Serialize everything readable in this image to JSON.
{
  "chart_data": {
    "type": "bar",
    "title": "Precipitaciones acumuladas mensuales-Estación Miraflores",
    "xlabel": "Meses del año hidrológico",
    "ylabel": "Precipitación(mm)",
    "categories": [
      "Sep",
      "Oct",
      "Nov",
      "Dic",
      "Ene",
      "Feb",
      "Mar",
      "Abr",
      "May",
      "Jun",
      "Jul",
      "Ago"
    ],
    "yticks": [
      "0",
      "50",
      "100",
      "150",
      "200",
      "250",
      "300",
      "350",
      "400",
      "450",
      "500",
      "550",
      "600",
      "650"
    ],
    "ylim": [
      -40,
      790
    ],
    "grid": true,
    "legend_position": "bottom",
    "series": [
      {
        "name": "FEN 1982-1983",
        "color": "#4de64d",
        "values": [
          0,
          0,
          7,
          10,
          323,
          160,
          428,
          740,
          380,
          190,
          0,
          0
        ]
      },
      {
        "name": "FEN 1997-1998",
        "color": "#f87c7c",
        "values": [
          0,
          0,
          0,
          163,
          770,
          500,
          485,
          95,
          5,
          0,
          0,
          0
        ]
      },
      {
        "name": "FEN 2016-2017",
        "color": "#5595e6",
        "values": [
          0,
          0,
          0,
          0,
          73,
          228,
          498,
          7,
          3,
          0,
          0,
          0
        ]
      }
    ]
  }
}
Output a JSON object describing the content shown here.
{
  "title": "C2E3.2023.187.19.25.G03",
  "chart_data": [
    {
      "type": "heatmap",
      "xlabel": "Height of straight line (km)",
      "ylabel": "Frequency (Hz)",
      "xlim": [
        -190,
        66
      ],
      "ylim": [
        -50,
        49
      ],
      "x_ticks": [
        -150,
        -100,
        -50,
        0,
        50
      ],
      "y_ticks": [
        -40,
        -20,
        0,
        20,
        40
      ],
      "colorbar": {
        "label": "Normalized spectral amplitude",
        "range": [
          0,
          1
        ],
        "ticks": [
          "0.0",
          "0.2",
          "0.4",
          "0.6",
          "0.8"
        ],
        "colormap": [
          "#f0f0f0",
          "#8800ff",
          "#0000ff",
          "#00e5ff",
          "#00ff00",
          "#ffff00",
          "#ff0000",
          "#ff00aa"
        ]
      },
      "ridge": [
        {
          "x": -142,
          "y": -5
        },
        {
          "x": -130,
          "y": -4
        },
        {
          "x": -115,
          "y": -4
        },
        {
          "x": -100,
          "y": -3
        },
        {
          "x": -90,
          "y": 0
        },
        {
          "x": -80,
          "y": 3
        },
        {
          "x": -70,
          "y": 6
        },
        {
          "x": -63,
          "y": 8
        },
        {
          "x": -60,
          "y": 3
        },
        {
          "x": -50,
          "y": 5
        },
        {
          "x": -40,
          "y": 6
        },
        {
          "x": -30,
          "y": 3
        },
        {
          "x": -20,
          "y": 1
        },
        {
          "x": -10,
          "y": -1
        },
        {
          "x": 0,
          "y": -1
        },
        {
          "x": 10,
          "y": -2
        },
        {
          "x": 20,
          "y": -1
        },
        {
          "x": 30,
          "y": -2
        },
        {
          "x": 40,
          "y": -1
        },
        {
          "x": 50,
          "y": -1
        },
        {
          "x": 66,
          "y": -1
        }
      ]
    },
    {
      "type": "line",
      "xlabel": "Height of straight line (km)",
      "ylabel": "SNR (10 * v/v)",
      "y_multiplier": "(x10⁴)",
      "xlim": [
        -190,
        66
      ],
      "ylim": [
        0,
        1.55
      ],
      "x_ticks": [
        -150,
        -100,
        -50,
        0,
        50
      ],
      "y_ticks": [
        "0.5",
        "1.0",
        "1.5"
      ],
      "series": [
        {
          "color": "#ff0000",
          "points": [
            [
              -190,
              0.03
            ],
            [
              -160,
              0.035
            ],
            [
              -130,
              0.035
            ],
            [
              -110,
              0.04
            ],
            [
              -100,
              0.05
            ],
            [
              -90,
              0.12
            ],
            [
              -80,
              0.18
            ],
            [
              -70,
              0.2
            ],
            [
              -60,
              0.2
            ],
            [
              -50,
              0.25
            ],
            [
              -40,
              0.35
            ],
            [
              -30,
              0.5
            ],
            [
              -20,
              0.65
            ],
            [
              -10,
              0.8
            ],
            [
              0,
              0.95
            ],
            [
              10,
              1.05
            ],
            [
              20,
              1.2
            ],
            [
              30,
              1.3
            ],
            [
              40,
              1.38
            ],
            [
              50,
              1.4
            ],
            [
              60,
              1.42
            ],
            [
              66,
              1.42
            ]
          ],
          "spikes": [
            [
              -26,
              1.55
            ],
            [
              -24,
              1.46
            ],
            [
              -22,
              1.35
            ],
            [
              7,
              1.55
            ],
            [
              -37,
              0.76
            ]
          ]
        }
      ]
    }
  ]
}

- [GIVEN TASK] Search the entries for the word "ylabel", then list each line that holds it.

- [FULL RESPONSE]
    "ylabel": "Precipitación(mm)",
      "ylabel": "Frequency (Hz)",
      "ylabel": "SNR (10 * v/v)",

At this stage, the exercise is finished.